In the records that follow, locate every line with "Show" and extract it.

Data records
#####
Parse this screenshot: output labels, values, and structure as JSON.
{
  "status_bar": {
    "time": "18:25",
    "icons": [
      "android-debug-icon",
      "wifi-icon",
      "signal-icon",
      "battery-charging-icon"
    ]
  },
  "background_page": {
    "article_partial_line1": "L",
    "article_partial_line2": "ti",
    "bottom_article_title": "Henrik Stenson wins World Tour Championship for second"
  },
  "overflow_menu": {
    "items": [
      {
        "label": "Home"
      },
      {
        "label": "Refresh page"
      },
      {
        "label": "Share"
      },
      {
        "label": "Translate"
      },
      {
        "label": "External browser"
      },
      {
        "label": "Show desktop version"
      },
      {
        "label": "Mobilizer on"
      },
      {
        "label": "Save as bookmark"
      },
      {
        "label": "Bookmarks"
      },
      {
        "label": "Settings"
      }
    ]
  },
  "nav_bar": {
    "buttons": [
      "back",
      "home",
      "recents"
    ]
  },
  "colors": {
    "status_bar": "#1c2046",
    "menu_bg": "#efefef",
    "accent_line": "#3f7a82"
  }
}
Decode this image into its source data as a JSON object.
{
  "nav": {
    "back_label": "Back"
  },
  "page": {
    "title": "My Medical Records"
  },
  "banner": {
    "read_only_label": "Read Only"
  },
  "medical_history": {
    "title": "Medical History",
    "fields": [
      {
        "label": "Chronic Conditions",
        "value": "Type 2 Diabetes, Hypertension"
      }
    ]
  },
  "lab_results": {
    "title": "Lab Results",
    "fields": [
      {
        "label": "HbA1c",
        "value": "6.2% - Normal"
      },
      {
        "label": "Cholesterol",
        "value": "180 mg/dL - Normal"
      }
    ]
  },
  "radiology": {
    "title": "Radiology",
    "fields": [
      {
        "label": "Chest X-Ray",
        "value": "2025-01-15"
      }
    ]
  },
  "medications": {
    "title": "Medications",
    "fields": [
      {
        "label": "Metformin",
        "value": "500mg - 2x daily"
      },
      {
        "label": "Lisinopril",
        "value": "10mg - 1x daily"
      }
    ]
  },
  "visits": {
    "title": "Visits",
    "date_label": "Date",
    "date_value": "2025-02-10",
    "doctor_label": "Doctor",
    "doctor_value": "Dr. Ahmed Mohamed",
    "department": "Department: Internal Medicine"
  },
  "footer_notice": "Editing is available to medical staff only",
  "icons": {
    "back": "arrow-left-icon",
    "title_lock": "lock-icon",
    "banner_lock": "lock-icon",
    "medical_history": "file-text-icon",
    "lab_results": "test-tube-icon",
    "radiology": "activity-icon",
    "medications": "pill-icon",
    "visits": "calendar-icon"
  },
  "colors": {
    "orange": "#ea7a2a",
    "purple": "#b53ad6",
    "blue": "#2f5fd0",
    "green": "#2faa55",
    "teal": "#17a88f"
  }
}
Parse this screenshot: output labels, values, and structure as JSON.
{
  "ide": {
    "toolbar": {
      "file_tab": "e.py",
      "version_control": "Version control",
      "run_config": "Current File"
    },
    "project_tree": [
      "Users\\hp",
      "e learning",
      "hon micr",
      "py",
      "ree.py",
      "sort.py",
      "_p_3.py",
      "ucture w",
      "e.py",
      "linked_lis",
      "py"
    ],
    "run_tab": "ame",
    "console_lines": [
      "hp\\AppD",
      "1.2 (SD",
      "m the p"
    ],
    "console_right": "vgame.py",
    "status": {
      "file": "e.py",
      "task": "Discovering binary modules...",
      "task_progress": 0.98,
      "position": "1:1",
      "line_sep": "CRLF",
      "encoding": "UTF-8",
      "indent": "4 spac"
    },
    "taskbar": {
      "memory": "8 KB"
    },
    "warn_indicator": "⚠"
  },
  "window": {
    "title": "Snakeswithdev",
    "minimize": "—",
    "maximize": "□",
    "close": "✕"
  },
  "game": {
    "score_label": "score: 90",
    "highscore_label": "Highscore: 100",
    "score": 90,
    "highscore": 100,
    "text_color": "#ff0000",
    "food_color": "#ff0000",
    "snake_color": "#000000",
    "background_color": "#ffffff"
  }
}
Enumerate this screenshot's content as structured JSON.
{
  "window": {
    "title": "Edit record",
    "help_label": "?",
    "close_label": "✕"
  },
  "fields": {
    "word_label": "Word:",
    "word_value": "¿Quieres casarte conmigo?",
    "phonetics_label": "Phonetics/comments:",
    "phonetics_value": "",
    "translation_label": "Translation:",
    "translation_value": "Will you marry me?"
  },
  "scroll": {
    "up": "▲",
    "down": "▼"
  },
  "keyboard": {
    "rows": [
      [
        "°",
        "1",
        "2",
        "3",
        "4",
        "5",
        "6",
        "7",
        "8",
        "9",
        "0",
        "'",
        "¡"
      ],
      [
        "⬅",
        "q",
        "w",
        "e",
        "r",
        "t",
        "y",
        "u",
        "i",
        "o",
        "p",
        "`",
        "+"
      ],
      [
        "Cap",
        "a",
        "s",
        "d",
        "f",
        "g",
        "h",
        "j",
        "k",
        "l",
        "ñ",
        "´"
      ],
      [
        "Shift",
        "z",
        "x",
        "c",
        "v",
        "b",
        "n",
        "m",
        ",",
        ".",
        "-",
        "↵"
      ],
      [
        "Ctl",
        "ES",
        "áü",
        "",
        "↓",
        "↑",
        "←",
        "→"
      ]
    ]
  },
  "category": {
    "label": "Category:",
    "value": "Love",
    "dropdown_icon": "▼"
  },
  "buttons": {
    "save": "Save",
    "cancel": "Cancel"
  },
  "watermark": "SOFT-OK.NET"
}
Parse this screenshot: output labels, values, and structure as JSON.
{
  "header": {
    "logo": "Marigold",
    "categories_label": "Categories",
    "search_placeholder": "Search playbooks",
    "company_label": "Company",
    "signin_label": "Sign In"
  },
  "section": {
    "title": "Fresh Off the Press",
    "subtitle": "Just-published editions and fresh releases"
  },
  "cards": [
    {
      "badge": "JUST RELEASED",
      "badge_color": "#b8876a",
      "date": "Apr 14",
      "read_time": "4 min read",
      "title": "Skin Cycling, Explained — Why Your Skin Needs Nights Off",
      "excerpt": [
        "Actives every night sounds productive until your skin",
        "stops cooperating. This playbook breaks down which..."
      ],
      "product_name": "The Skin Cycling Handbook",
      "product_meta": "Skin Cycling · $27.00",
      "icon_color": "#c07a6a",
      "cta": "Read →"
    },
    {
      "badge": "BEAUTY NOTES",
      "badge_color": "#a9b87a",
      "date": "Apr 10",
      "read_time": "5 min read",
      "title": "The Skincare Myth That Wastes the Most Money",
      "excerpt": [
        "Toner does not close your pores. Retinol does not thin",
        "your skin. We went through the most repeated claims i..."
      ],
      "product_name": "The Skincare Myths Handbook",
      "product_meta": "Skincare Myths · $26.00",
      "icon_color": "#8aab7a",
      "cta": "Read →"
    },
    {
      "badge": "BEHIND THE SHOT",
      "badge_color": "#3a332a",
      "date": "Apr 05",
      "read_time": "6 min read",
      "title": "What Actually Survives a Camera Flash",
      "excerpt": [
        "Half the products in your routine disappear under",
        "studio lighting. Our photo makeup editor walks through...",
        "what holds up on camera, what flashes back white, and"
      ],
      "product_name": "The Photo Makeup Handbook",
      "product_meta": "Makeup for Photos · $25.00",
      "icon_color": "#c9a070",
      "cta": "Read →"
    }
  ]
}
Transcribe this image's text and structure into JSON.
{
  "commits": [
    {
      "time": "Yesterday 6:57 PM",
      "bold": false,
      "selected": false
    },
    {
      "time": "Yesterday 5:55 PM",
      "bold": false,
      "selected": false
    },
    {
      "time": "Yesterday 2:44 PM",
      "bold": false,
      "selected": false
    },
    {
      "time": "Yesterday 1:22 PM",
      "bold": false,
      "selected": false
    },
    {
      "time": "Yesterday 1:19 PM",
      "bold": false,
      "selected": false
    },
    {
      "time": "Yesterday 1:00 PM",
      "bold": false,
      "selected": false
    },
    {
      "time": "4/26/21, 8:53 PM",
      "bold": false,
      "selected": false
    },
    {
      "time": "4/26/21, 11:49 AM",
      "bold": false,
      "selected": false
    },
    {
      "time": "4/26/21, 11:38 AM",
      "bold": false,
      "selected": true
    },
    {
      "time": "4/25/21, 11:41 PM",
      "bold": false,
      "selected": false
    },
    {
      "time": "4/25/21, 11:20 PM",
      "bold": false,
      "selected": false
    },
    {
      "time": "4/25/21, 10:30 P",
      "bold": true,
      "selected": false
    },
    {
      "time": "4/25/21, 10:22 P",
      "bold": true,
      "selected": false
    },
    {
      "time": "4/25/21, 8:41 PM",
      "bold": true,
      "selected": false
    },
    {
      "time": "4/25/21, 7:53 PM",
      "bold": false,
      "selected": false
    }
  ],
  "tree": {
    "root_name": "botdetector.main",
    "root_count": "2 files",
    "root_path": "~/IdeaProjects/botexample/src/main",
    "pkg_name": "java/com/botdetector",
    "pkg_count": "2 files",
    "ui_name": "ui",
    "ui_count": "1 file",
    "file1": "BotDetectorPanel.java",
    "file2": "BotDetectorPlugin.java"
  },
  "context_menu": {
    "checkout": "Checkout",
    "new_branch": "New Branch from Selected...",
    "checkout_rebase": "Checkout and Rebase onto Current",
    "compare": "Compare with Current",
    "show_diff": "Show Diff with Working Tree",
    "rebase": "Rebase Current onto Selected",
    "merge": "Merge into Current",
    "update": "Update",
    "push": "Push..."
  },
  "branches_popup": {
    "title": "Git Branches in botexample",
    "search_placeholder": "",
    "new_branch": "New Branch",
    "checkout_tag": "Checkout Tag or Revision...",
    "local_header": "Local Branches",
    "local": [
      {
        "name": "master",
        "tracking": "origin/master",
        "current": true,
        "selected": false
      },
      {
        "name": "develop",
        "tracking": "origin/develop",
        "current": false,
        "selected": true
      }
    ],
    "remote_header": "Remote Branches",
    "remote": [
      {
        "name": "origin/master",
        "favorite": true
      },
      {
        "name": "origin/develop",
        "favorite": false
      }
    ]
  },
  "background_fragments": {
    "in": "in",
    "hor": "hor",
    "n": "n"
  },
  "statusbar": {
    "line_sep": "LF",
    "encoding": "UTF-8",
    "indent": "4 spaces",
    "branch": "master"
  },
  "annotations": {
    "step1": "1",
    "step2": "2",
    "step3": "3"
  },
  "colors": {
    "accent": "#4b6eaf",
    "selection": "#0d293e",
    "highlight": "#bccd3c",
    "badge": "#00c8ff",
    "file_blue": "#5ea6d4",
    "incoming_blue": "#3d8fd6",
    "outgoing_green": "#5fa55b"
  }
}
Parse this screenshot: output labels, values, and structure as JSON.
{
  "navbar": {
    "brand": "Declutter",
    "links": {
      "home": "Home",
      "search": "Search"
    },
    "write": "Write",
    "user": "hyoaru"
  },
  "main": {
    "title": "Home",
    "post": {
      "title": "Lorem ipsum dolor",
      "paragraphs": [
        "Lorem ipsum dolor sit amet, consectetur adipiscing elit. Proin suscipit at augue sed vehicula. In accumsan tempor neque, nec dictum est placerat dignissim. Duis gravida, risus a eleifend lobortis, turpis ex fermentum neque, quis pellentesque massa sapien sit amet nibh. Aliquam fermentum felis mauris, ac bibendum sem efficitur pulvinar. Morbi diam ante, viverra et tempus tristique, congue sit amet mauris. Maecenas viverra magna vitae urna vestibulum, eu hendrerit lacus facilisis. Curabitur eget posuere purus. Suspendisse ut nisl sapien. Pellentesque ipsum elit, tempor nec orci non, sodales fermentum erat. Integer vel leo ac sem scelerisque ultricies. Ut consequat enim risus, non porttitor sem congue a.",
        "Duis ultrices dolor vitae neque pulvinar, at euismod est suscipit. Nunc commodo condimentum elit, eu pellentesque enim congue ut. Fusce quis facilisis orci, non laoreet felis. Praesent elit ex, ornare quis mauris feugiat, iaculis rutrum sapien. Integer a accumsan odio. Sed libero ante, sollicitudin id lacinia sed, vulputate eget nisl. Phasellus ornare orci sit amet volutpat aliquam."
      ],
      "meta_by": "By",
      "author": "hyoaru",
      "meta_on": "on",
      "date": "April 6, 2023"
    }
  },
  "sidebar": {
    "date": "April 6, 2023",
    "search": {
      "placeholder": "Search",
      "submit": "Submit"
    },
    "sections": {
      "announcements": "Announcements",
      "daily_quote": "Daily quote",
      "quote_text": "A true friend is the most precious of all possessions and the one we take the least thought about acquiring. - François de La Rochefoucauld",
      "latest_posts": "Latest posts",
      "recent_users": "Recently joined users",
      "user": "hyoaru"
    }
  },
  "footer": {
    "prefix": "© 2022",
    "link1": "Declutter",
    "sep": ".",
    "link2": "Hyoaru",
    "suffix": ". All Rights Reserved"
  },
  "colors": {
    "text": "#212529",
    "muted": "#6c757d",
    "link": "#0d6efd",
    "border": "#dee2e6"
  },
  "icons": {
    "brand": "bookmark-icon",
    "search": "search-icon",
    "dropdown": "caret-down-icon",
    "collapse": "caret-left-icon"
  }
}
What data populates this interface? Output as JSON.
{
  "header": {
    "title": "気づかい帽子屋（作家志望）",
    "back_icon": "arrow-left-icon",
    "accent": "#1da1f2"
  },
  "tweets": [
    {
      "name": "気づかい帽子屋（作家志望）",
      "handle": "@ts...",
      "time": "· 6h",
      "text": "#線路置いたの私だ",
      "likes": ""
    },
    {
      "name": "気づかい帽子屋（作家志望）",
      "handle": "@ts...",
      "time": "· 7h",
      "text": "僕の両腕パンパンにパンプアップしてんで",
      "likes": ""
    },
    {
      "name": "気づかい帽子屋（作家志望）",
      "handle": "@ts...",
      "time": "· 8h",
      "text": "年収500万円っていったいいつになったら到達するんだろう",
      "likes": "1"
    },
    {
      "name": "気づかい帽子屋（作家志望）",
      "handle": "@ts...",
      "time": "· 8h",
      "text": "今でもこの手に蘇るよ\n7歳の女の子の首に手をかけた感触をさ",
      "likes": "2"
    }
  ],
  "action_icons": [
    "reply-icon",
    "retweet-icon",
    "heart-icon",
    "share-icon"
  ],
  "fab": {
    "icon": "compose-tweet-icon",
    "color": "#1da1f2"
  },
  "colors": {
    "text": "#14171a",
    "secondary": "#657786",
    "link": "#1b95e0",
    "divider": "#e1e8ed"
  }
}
#####
● Finished answer:
        "label": "Show desktop version"
    "show_diff": "Show Diff with Working Tree",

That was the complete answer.